- _Stored rows_:
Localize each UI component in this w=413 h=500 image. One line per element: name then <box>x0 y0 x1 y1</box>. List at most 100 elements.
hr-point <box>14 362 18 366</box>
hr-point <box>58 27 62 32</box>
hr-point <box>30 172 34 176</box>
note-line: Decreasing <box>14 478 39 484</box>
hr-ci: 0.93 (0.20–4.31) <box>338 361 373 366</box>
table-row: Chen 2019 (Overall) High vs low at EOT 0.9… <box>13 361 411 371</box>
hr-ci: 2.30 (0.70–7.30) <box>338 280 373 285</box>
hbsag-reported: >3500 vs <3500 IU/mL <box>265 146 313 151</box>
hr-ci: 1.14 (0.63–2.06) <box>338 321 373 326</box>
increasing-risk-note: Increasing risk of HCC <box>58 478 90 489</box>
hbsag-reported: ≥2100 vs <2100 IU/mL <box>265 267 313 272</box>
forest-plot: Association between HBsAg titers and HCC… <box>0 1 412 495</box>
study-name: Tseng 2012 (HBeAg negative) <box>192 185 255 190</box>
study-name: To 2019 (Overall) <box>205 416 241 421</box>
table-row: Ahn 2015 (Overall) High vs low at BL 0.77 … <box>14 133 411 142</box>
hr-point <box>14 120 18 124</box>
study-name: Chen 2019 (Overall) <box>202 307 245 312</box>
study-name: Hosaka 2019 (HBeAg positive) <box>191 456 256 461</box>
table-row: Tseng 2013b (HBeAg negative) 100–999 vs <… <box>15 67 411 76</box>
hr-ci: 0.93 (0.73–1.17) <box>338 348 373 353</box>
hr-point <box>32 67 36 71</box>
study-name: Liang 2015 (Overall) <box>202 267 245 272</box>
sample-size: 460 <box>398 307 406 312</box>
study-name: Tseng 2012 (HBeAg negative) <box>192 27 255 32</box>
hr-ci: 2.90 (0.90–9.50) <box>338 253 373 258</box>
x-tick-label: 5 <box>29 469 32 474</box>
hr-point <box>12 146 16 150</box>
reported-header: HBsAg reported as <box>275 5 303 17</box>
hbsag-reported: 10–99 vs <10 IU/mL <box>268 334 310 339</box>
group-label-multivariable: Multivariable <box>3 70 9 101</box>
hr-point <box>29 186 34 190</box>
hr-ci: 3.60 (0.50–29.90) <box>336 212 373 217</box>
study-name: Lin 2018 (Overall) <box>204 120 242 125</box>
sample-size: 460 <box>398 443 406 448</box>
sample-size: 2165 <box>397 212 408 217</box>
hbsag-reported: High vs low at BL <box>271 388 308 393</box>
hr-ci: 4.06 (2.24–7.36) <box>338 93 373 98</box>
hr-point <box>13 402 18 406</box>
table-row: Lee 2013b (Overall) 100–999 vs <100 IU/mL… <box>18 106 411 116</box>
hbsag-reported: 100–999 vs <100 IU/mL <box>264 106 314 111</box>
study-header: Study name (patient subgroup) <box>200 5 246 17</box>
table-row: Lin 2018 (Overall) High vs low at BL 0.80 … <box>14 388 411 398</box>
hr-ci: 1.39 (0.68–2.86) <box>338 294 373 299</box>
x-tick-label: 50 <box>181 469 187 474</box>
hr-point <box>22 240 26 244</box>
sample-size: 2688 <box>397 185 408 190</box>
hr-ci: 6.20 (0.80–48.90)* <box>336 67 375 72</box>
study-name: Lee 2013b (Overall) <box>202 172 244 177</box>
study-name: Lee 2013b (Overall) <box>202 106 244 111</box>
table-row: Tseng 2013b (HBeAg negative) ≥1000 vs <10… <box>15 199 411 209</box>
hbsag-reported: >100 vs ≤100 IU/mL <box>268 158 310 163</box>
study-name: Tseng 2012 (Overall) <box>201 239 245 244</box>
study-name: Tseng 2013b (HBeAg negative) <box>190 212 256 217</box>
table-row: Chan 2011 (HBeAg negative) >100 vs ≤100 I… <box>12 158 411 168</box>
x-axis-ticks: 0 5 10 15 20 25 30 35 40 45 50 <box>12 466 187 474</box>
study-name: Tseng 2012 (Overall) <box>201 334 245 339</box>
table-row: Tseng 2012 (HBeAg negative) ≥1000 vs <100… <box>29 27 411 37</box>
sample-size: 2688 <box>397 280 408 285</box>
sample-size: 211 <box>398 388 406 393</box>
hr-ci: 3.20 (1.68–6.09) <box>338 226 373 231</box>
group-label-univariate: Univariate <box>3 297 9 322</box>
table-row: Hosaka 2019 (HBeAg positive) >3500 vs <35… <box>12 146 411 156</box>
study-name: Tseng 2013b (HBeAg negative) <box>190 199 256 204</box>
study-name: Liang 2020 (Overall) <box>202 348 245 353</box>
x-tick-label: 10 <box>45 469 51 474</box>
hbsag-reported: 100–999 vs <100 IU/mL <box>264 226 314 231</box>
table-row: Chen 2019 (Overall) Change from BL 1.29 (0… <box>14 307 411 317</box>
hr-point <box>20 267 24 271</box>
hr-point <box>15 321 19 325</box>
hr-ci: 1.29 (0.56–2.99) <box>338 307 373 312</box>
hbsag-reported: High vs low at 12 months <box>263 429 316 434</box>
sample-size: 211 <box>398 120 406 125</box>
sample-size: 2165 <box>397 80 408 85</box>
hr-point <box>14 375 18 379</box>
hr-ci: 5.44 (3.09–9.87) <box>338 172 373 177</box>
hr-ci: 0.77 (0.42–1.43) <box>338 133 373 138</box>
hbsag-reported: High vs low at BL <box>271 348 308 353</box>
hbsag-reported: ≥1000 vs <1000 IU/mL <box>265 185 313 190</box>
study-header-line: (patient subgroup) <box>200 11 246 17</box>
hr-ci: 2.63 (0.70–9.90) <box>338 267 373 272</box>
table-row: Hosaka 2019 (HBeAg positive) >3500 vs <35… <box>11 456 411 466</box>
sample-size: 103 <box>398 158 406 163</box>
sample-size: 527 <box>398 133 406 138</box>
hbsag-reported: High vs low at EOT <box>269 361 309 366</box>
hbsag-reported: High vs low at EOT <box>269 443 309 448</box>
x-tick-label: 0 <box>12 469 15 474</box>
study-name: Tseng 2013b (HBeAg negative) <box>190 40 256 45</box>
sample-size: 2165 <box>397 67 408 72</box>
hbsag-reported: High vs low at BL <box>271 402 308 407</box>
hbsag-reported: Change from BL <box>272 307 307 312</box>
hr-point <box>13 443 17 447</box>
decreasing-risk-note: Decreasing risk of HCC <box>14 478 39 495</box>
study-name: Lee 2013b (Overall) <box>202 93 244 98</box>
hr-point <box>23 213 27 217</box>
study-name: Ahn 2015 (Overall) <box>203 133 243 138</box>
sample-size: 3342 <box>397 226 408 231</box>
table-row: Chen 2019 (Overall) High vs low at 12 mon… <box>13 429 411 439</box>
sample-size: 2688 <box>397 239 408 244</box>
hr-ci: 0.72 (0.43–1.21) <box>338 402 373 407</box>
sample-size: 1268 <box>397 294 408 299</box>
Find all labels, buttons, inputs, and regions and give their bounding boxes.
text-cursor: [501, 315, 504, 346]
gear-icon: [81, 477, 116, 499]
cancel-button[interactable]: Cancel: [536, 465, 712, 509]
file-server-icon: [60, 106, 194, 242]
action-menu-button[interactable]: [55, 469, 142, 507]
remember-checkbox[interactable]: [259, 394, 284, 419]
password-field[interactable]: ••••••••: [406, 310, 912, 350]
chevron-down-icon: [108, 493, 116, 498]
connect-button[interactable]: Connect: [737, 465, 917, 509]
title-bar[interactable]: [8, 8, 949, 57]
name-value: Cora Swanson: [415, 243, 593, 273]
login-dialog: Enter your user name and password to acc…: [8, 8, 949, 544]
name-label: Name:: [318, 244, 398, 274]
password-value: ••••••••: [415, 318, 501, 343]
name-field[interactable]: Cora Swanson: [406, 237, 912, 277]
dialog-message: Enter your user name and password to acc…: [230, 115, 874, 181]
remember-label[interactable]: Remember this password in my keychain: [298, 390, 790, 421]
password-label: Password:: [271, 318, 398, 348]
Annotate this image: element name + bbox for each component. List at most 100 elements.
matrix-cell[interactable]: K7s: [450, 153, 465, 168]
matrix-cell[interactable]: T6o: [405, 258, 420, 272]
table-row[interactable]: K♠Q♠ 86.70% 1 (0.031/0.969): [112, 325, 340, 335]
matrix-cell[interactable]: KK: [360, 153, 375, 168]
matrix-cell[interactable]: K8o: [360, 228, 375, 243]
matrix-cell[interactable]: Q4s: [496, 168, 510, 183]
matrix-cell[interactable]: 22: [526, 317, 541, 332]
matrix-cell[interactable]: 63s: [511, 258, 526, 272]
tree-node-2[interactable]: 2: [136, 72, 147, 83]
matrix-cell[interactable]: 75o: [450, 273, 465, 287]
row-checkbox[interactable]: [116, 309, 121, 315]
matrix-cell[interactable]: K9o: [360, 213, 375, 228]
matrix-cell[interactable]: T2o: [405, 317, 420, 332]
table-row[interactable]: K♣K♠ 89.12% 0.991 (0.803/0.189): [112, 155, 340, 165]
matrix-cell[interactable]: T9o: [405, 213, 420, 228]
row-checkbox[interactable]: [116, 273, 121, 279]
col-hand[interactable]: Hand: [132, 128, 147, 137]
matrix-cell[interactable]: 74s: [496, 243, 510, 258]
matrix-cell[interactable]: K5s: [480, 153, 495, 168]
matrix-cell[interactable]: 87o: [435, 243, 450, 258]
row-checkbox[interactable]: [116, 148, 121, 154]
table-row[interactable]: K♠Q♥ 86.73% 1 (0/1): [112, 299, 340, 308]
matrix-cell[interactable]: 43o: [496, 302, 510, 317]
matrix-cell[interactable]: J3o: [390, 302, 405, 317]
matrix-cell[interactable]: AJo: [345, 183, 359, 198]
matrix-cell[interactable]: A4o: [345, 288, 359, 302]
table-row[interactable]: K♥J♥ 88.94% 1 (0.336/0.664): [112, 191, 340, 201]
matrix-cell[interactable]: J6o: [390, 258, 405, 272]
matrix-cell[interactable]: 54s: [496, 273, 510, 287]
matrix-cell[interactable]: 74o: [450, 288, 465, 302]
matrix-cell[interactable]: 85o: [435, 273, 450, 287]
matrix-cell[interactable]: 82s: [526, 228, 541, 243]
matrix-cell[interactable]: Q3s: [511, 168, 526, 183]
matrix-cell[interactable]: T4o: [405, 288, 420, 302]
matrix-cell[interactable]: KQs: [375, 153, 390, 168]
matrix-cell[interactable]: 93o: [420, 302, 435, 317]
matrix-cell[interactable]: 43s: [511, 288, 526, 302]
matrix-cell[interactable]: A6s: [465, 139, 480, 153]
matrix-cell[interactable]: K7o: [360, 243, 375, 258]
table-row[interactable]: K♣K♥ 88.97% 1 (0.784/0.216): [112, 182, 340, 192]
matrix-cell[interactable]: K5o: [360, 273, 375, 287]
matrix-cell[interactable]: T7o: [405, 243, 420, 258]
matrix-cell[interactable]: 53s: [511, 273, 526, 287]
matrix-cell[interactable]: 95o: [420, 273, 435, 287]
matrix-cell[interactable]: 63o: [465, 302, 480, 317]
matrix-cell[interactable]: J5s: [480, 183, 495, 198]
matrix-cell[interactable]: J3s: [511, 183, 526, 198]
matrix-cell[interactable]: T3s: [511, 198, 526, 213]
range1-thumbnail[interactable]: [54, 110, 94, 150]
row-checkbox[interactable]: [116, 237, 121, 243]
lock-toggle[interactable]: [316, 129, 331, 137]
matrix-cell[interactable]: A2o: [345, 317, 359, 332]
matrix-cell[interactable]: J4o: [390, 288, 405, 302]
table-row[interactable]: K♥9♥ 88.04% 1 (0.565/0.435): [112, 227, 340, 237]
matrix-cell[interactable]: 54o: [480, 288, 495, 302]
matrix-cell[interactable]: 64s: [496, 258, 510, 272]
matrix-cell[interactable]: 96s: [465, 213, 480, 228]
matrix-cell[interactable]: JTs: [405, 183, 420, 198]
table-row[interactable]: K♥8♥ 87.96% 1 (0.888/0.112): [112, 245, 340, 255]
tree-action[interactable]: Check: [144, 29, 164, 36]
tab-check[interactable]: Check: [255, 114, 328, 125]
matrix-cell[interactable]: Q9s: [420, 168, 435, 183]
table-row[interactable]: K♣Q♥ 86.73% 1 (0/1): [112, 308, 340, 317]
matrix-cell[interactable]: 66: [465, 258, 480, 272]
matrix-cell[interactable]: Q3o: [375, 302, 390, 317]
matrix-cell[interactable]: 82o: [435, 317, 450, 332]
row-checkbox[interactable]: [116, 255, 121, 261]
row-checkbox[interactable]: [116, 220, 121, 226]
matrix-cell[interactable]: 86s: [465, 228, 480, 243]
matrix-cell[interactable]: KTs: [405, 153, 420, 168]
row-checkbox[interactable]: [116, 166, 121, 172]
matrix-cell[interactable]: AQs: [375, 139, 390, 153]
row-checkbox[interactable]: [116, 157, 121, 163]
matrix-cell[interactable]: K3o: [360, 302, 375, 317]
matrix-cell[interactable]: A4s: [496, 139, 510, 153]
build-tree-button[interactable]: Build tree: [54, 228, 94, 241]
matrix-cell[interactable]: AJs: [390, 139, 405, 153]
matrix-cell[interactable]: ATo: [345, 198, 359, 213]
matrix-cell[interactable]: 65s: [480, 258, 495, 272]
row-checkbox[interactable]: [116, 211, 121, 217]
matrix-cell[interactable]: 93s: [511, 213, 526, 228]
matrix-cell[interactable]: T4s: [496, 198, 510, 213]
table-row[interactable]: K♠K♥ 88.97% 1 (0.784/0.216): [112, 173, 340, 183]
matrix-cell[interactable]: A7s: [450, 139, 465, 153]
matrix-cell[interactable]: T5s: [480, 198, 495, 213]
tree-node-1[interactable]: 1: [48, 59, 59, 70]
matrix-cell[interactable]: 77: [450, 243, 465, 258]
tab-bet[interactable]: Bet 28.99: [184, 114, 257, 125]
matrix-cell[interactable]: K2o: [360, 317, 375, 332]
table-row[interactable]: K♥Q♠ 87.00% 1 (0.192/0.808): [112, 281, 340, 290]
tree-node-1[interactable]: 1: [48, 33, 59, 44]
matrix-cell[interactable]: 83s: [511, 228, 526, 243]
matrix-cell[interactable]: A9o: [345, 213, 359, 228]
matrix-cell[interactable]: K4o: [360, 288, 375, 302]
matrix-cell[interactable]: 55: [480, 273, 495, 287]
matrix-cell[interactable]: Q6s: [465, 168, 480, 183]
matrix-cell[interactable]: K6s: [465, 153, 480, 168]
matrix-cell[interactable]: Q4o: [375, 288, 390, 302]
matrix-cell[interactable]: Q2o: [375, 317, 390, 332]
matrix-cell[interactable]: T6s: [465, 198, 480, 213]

- _Exercise task_:
Reproduce the rows unchanged, from the very first one through the line that contains "hr-point <box>30 172 34 176</box>", including both ends, and output nothing else.

- _Solution to this exercise_:
Localize each UI component in this w=413 h=500 image. One line per element: name then <box>x0 y0 x1 y1</box>. List at most 100 elements.
hr-point <box>14 362 18 366</box>
hr-point <box>58 27 62 32</box>
hr-point <box>30 172 34 176</box>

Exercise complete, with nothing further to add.